Serap Yazıcı Özbudun’un bugünkü sessizliği yalnızca medya özgürlükleri alanında değil; hukukun en temel ilkeleri bakımından da ciddi bir çelişki yaratmaktadır.
Özbudun’un kamuya açık şekilde kullandığı ifadelerden biri, bir hukukçunun sorumluluğu ve diliyle bağdaşmayacak ölçüde sorunludur. Üstelik bu söz, daha birkaç ay önce kendi listesinden Meclis’e girdiği CHP’li siyasetçilere yöneliktir:
“Kendileriyle ilgili yürütülen rüşvet ve yolsuzluk skandallarıyla ilgili alın teri dökmelerini tavsiye ediyorum.”
Bu cümle, yalnızca siyasal bir polemik değil; hakkında kesinleşmiş hiçbir yargı kararı bulunmayan kişilere yönelik doğrudan bir suç isnadıdır.
“Skandal” sözcüğüyle yapılan ima, yargı süreci tamamlanmadan birilerini kamuoyu nezdinde suçlu ilan etmek anlamına gelir. Bu ise, masumiyet karinesinin açık bir ihlalidir.
Üstelik bu sözlerin sahibi, yıllarca “yargı bağımsızlığı” ve “hukuk devleti” ilkelerini savunmuş bir anayasa hukukçusudur. Bu nedenle ortaya çıkan durum, yalnızca siyasi bir tutum değişikliği değil; aynı zamanda ilkesel ve mesleki bir tutarlılık sorunu olarak da değerlendirilmeye açıktır.

Siyasi etik sorunu

Yazıcı’nın milletvekilliği süreci başlı başına sorunludur:
• Gelecek Partisi’nden siyasete girdi,
* CHP listesinden milletvekili seçildi.
• Bugün AKP’de, Anayasa Komisyonu Başkanı.
Bu tablo, sadece bir siyasi pozisyon değişikliğinden ibaret değildir. Aynı zamanda seçmenin iradesini araçsallaştıran, temsil sorumluluğuyla örtüşmeyen bir siyasetin örneğidir. Seçmenin güveni, bir seçimlik geçiş için kullanılacak bir basamak değildir. Hele hele seçildiği partiyi, destek veren seçmeni alenen “yalan dolan siyaset” le itham etmek, siyasi etik açısından son derece sorunlu bir tutumdur.

Her döneme bir Anayasa

Serap Yazıcı’nın anayasa tartışmalarındaki varlığı, yeni değildir. 2007–2008 yıllarında, dönemin Başbakanı Recep Tayyip Erdoğan’ın talimatıyla oluşturulan ve Prof. Dr. Ergun Özbudun başkanlığındaki anayasa hazırlık heyetinde yer almıştır. Bu ekip, 1982 Anayasası’nı kaldırarak yerine “özgürlükçü ve sivil” bir anayasa yazma amacıyla çalışmış, ancak bu girişim o dönemde sonuçlanmamıştır.
Dolayısıyla Yazıcı, bugünkü “Cumhurbaşkanlığı Hükümet Sistemi”ne giden anayasal sürecin dolaylı olarak ön adımlarını şekillendiren isimlerden biridir. Bu yönüyle, hem 6’lı Masa içinde yer alması hem de AKP saflarına geri dönmesi, yalnızca bir yön değişimi değil, daha geniş bir süreklilik ve yönelim içinde değerlendirilmeyi hak etmektedir.

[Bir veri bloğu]
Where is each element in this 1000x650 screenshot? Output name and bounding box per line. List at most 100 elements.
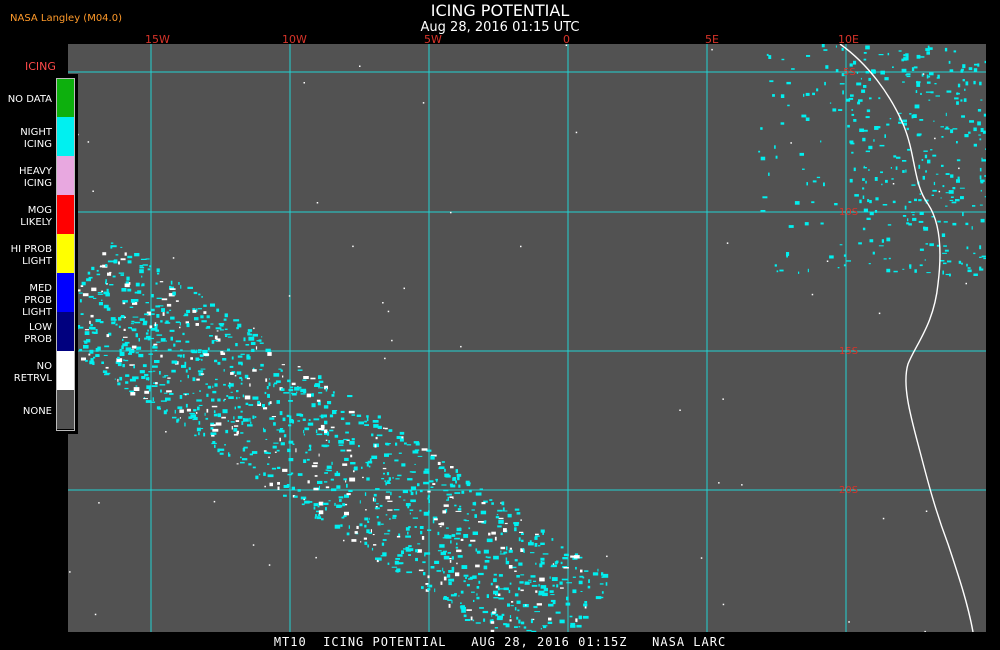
night-icing-speck [323,405,329,409]
night-icing-speck [216,308,220,312]
night-icing-speck [816,176,821,179]
night-icing-speck [929,72,934,76]
night-icing-speck [962,212,964,217]
night-icing-speck [90,323,93,327]
night-icing-speck [597,568,599,572]
night-icing-speck [924,154,928,159]
night-icing-speck [950,196,954,198]
night-icing-speck [530,619,533,624]
night-icing-speck [566,582,572,584]
night-icing-speck [212,385,214,388]
night-icing-speck [154,360,160,363]
night-icing-speck [940,197,942,199]
night-icing-speck [340,417,345,420]
night-icing-speck [442,567,444,572]
night-icing-speck [276,400,280,404]
night-icing-speck [401,550,404,554]
night-icing-speck [419,526,424,529]
night-icing-speck [973,68,978,72]
night-icing-speck [984,60,986,64]
night-icing-speck [303,459,307,463]
night-icing-speck [314,383,321,387]
no-retrvl-speck [216,330,219,332]
night-icing-speck [498,574,503,577]
footer-caption: MT10 ICING POTENTIAL AUG 28, 2016 01:15Z… [273,635,727,649]
night-icing-speck [326,465,332,469]
night-icing-speck [552,601,556,605]
night-icing-speck [342,503,346,507]
no-retrvl-speck [279,437,281,442]
night-icing-speck [218,448,225,451]
no-retrvl-speck [303,82,305,84]
no-retrvl-speck [356,525,359,529]
no-retrvl-speck [233,425,239,427]
night-icing-speck [461,490,465,494]
night-icing-speck [953,50,957,53]
night-icing-speck [323,414,327,418]
night-icing-speck [867,199,870,203]
lat-label-15s: 15S [839,346,859,357]
night-icing-speck [926,51,930,55]
night-icing-speck [812,92,815,96]
no-retrvl-speck [342,463,348,466]
night-icing-speck [260,363,264,367]
night-icing-speck [479,488,483,490]
night-icing-speck [786,81,791,85]
night-icing-speck [410,486,417,490]
night-icing-speck [215,378,218,381]
night-icing-speck [165,340,167,342]
night-icing-speck [237,355,243,358]
night-icing-speck [576,624,582,628]
night-icing-speck [135,385,138,387]
night-icing-speck [297,473,303,476]
no-retrvl-speck [343,539,345,542]
night-icing-speck [366,477,370,481]
no-retrvl-speck [375,436,378,440]
night-icing-speck [865,150,870,153]
night-icing-speck [346,532,350,536]
night-icing-speck [147,329,149,332]
night-icing-speck [542,625,548,627]
night-icing-speck [443,489,449,492]
night-icing-speck [906,127,909,131]
no-retrvl-speck [535,533,539,536]
night-icing-speck [364,420,367,423]
no-retrvl-speck [90,314,94,318]
no-retrvl-speck [69,571,71,573]
night-icing-speck [321,518,324,521]
night-icing-speck [428,510,430,514]
night-icing-speck [334,524,341,529]
night-icing-speck [923,150,928,152]
satellite-map[interactable] [68,44,986,632]
no-retrvl-speck [271,416,276,418]
night-icing-speck [144,373,149,377]
night-icing-speck [251,451,258,454]
no-retrvl-speck [123,336,128,338]
night-icing-speck [862,195,865,199]
night-icing-speck [766,53,769,56]
night-icing-speck [170,336,173,341]
night-icing-speck [324,420,328,425]
night-icing-speck [344,457,349,461]
night-icing-speck [307,422,314,426]
no-retrvl-speck [131,345,137,349]
night-icing-speck [556,560,559,563]
night-icing-speck [978,134,981,136]
night-icing-speck [482,610,489,614]
night-icing-speck [391,566,398,568]
night-icing-speck [345,422,351,425]
night-icing-speck [979,138,982,141]
night-icing-speck [79,348,83,352]
night-icing-speck [964,134,969,138]
night-icing-speck [919,211,924,215]
night-icing-speck [98,302,103,306]
no-retrvl-speck [310,377,316,380]
night-icing-speck [286,414,290,418]
night-icing-speck [946,90,952,93]
no-retrvl-speck [282,375,284,378]
night-icing-speck [820,140,822,143]
no-retrvl-speck [268,564,271,566]
night-icing-speck [514,525,517,527]
night-icing-speck [540,557,545,561]
night-icing-speck [551,577,558,581]
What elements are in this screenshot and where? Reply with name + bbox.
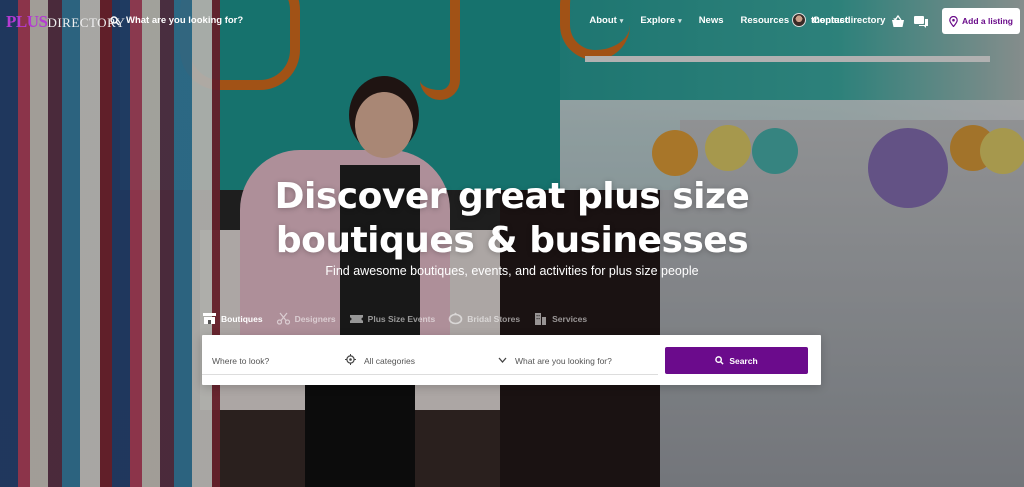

**Görev Gereksinimleri:**
1. Serap Yazıcı Özbudun hakkındaki yazıya göre şu sorulara nasıl yanıt verirsin?
(a) Yazıcı siyasete hangi partiden girmiştir?
(b) 2007–2008 yıllarındaki anayasa hazırlık heyetinin başkanı kimdi?
(c) "Skandal" sözcüğüyle yapılan ima hangi ilkenin açık bir ihlali olarak nitelendiriliyor?
2. Serap Yazıcı Özbudun hakkındaki yazıda "Serap Yazıcı’nın anayasa tartışmalarındaki varlığı" diye başlayan paragrafı, temel bilgilerini koruyarak kısa bir madde listesine dönüştürebilir misin?
3. Serap Yazıcı Özbudun hakkındaki yazıda "Siyasi etik sorunu" sözlerinden başlayıp "listesinden milletvekili seçildi." sözleri de dahil olmak üzere o kısmı aynen yineler misin?
Liste, Serap Yazıcı Özbudun hakkındaki yazıyla ilgili değildir.

**Beklenen Çıktılar:**
1.
(a) Gelecek Partisi'nden.
(b) Prof. Dr. Ergun Özbudun.
(c) Masumiyet karinesinin.

2.
- Yazıcı'nın anayasa tartışmalarındaki varlığı yeni değildir.
- 2007–2008'de, dönemin Başbakanı Recep Tayyip Erdoğan'ın talimatıyla kurulan ve Prof. Dr. Ergun Özbudun'un başkanlık ettiği anayasa hazırlık heyetinde yer almıştır.
- Heyet, 1982 Anayasası'nı kaldırıp yerine "özgürlükçü ve sivil" bir anayasa yazmayı amaçlamıştır.
- Bu girişim o dönemde sonuçlanmamıştır.

3.
Siyasi etik sorunu

Yazıcı’nın milletvekilliği süreci başlı başına sorunludur:
• Gelecek Partisi’nden siyasete girdi,
* CHP listesinden milletvekili seçildi.